Work out how many lines hold the string "text". Give that number and nothing more.

Stored records:
"""
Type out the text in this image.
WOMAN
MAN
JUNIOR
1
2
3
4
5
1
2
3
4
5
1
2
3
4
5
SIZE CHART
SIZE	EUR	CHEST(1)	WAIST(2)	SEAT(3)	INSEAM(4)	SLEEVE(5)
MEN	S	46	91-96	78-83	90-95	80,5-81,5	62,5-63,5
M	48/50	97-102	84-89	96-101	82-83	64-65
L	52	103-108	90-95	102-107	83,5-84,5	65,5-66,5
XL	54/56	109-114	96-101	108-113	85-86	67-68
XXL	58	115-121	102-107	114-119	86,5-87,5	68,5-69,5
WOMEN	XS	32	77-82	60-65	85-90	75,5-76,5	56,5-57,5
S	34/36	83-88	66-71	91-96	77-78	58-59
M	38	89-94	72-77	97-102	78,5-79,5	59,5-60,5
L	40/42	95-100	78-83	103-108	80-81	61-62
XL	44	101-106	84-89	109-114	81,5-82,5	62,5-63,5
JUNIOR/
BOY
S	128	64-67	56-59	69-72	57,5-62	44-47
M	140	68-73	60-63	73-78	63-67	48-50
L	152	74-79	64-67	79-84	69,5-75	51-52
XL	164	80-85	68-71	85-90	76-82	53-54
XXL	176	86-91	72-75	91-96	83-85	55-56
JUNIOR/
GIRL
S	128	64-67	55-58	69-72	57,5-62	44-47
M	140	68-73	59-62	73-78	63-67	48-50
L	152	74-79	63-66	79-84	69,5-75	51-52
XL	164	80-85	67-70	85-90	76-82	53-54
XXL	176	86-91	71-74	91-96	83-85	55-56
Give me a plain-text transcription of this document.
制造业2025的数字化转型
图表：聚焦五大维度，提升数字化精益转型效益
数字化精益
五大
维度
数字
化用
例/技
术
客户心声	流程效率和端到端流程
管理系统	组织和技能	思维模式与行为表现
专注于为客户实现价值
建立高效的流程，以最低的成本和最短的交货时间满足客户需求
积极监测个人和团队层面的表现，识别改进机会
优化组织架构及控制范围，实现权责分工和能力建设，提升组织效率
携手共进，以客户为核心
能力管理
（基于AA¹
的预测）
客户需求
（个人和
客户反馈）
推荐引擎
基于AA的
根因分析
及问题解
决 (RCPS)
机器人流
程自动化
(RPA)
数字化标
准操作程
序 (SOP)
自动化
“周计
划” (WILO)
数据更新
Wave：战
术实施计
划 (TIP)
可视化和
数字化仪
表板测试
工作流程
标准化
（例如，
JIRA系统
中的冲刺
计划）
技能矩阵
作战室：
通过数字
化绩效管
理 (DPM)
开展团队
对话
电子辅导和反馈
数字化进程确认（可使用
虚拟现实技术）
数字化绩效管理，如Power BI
"""
### Task output
2